**What you have to do:**
Each line below is to be written out in full, exactly as shown.
## Start Records for this exercise
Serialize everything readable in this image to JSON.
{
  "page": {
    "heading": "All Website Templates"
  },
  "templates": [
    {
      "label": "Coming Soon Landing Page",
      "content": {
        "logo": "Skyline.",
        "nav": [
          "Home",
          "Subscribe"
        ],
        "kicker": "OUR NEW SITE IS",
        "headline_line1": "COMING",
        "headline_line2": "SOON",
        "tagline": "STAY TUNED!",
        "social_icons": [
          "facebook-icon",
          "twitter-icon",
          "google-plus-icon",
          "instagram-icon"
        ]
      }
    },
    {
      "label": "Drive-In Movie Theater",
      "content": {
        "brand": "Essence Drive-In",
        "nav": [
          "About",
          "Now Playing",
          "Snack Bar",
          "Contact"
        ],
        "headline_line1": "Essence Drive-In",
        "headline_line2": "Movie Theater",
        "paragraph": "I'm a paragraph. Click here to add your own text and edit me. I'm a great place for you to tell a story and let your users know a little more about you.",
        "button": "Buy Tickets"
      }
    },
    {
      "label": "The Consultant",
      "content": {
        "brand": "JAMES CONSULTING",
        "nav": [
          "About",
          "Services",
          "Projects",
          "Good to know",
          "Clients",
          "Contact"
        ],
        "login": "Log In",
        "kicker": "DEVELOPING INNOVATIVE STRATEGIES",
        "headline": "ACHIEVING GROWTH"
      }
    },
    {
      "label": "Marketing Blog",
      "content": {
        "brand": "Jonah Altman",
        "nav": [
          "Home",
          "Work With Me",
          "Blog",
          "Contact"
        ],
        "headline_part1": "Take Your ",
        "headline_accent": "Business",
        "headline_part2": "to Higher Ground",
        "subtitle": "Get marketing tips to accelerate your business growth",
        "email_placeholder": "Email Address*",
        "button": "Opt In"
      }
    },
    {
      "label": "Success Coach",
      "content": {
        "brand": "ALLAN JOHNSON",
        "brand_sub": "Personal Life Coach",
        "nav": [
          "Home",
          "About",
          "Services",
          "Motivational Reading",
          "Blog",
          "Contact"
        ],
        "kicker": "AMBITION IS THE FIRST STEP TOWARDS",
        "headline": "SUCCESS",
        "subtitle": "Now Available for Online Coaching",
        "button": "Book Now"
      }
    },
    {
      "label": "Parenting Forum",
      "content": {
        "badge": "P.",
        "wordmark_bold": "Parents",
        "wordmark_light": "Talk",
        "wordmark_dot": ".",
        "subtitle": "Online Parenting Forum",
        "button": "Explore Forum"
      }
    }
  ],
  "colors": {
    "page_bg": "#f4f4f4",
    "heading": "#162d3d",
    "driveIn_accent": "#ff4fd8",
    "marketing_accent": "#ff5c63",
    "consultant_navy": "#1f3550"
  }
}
## End Records for this exercise
**Reply to the exercise:**
Serialize everything readable in this image to JSON.
{
  "page": {
    "heading": "All Website Templates"
  },
  "templates": [
    {
      "label": "Coming Soon Landing Page",
      "content": {
        "logo": "Skyline.",
        "nav": [
          "Home",
          "Subscribe"
        ],
        "kicker": "OUR NEW SITE IS",
        "headline_line1": "COMING",
        "headline_line2": "SOON",
        "tagline": "STAY TUNED!",
        "social_icons": [
          "facebook-icon",
          "twitter-icon",
          "google-plus-icon",
          "instagram-icon"
        ]
      }
    },
    {
      "label": "Drive-In Movie Theater",
      "content": {
        "brand": "Essence Drive-In",
        "nav": [
          "About",
          "Now Playing",
          "Snack Bar",
          "Contact"
        ],
        "headline_line1": "Essence Drive-In",
        "headline_line2": "Movie Theater",
        "paragraph": "I'm a paragraph. Click here to add your own text and edit me. I'm a great place for you to tell a story and let your users know a little more about you.",
        "button": "Buy Tickets"
      }
    },
    {
      "label": "The Consultant",
      "content": {
        "brand": "JAMES CONSULTING",
        "nav": [
          "About",
          "Services",
          "Projects",
          "Good to know",
          "Clients",
          "Contact"
        ],
        "login": "Log In",
        "kicker": "DEVELOPING INNOVATIVE STRATEGIES",
        "headline": "ACHIEVING GROWTH"
      }
    },
    {
      "label": "Marketing Blog",
      "content": {
        "brand": "Jonah Altman",
        "nav": [
          "Home",
          "Work With Me",
          "Blog",
          "Contact"
        ],
        "headline_part1": "Take Your ",
        "headline_accent": "Business",
        "headline_part2": "to Higher Ground",
        "subtitle": "Get marketing tips to accelerate your business growth",
        "email_placeholder": "Email Address*",
        "button": "Opt In"
      }
    },
    {
      "label": "Success Coach",
      "content": {
        "brand": "ALLAN JOHNSON",
        "brand_sub": "Personal Life Coach",
        "nav": [
          "Home",
          "About",
          "Services",
          "Motivational Reading",
          "Blog",
          "Contact"
        ],
        "kicker": "AMBITION IS THE FIRST STEP TOWARDS",
        "headline": "SUCCESS",
        "subtitle": "Now Available for Online Coaching",
        "button": "Book Now"
      }
    },
    {
      "label": "Parenting Forum",
      "content": {
        "badge": "P.",
        "wordmark_bold": "Parents",
        "wordmark_light": "Talk",
        "wordmark_dot": ".",
        "subtitle": "Online Parenting Forum",
        "button": "Explore Forum"
      }
    }
  ],
  "colors": {
    "page_bg": "#f4f4f4",
    "heading": "#162d3d",
    "driveIn_accent": "#ff4fd8",
    "marketing_accent": "#ff5c63",
    "consultant_navy": "#1f3550"
  }
}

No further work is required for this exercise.